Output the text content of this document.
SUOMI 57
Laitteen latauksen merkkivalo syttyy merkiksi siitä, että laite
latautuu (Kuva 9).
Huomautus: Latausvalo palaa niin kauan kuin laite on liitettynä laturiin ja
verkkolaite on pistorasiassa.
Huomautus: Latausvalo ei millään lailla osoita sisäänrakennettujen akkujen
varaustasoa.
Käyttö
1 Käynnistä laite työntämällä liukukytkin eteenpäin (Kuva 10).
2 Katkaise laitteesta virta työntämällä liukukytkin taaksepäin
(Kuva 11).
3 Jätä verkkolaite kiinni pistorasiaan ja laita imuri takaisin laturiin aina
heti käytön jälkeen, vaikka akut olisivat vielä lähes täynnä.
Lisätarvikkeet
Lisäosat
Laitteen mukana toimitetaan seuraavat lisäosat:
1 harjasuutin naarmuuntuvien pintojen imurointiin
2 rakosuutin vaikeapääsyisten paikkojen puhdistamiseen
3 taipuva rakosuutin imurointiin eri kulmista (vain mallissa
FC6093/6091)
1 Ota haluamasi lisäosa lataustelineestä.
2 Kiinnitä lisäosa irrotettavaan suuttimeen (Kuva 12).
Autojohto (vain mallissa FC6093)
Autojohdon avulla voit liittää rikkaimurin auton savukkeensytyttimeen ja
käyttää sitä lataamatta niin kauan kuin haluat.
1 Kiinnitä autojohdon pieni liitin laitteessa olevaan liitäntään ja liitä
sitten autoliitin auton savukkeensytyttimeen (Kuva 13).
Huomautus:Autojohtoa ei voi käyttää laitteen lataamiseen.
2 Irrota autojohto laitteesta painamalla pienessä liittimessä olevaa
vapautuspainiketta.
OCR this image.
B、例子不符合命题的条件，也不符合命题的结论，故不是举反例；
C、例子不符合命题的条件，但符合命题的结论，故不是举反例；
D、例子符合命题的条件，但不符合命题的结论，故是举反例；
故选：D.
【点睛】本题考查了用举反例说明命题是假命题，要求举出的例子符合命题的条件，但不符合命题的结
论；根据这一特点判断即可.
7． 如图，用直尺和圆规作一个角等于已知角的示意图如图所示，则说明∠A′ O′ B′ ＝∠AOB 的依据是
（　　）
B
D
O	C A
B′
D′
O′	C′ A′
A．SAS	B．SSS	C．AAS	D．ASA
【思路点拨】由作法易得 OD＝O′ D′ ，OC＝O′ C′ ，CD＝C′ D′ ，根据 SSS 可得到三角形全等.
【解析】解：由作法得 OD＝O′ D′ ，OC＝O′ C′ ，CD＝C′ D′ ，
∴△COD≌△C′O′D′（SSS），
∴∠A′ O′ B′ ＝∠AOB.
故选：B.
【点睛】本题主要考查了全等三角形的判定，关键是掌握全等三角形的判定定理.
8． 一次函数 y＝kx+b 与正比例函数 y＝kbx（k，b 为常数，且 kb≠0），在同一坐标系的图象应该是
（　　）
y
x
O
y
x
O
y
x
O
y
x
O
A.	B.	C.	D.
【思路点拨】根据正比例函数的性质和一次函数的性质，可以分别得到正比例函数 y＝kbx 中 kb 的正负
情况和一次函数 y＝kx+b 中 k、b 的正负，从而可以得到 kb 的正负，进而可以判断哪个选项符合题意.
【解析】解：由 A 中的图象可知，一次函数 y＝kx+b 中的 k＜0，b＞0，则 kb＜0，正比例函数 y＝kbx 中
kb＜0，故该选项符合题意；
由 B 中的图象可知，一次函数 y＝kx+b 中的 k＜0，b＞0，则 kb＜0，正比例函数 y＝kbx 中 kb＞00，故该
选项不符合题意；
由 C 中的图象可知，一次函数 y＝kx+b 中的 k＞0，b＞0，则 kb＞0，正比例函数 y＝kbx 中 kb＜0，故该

## [Stated task]
Your task is to retype all the records above with nothing left out.

## [Correct result]
Output the text content of this document.
SUOMI 57
Laitteen latauksen merkkivalo syttyy merkiksi siitä, että laite
latautuu (Kuva 9).
Huomautus: Latausvalo palaa niin kauan kuin laite on liitettynä laturiin ja
verkkolaite on pistorasiassa.
Huomautus: Latausvalo ei millään lailla osoita sisäänrakennettujen akkujen
varaustasoa.
Käyttö
1 Käynnistä laite työntämällä liukukytkin eteenpäin (Kuva 10).
2 Katkaise laitteesta virta työntämällä liukukytkin taaksepäin
(Kuva 11).
3 Jätä verkkolaite kiinni pistorasiaan ja laita imuri takaisin laturiin aina
heti käytön jälkeen, vaikka akut olisivat vielä lähes täynnä.
Lisätarvikkeet
Lisäosat
Laitteen mukana toimitetaan seuraavat lisäosat:
1 harjasuutin naarmuuntuvien pintojen imurointiin
2 rakosuutin vaikeapääsyisten paikkojen puhdistamiseen
3 taipuva rakosuutin imurointiin eri kulmista (vain mallissa
FC6093/6091)
1 Ota haluamasi lisäosa lataustelineestä.
2 Kiinnitä lisäosa irrotettavaan suuttimeen (Kuva 12).
Autojohto (vain mallissa FC6093)
Autojohdon avulla voit liittää rikkaimurin auton savukkeensytyttimeen ja
käyttää sitä lataamatta niin kauan kuin haluat.
1 Kiinnitä autojohdon pieni liitin laitteessa olevaan liitäntään ja liitä
sitten autoliitin auton savukkeensytyttimeen (Kuva 13).
Huomautus:Autojohtoa ei voi käyttää laitteen lataamiseen.
2 Irrota autojohto laitteesta painamalla pienessä liittimessä olevaa
vapautuspainiketta.
OCR this image.
B、例子不符合命题的条件，也不符合命题的结论，故不是举反例；
C、例子不符合命题的条件，但符合命题的结论，故不是举反例；
D、例子符合命题的条件，但不符合命题的结论，故是举反例；
故选：D.
【点睛】本题考查了用举反例说明命题是假命题，要求举出的例子符合命题的条件，但不符合命题的结
论；根据这一特点判断即可.
7． 如图，用直尺和圆规作一个角等于已知角的示意图如图所示，则说明∠A′ O′ B′ ＝∠AOB 的依据是
（　　）
B
D
O	C A
B′
D′
O′	C′ A′
A．SAS	B．SSS	C．AAS	D．ASA
【思路点拨】由作法易得 OD＝O′ D′ ，OC＝O′ C′ ，CD＝C′ D′ ，根据 SSS 可得到三角形全等.
【解析】解：由作法得 OD＝O′ D′ ，OC＝O′ C′ ，CD＝C′ D′ ，
∴△COD≌△C′O′D′（SSS），
∴∠A′ O′ B′ ＝∠AOB.
故选：B.
【点睛】本题主要考查了全等三角形的判定，关键是掌握全等三角形的判定定理.
8． 一次函数 y＝kx+b 与正比例函数 y＝kbx（k，b 为常数，且 kb≠0），在同一坐标系的图象应该是
（　　）
y
x
O
y
x
O
y
x
O
y
x
O
A.	B.	C.	D.
【思路点拨】根据正比例函数的性质和一次函数的性质，可以分别得到正比例函数 y＝kbx 中 kb 的正负
情况和一次函数 y＝kx+b 中 k、b 的正负，从而可以得到 kb 的正负，进而可以判断哪个选项符合题意.
【解析】解：由 A 中的图象可知，一次函数 y＝kx+b 中的 k＜0，b＞0，则 kb＜0，正比例函数 y＝kbx 中
kb＜0，故该选项符合题意；
由 B 中的图象可知，一次函数 y＝kx+b 中的 k＜0，b＞0，则 kb＜0，正比例函数 y＝kbx 中 kb＞00，故该
选项不符合题意；
由 C 中的图象可知，一次函数 y＝kx+b 中的 k＞0，b＞0，则 kb＞0，正比例函数 y＝kbx 中 kb＜0，故该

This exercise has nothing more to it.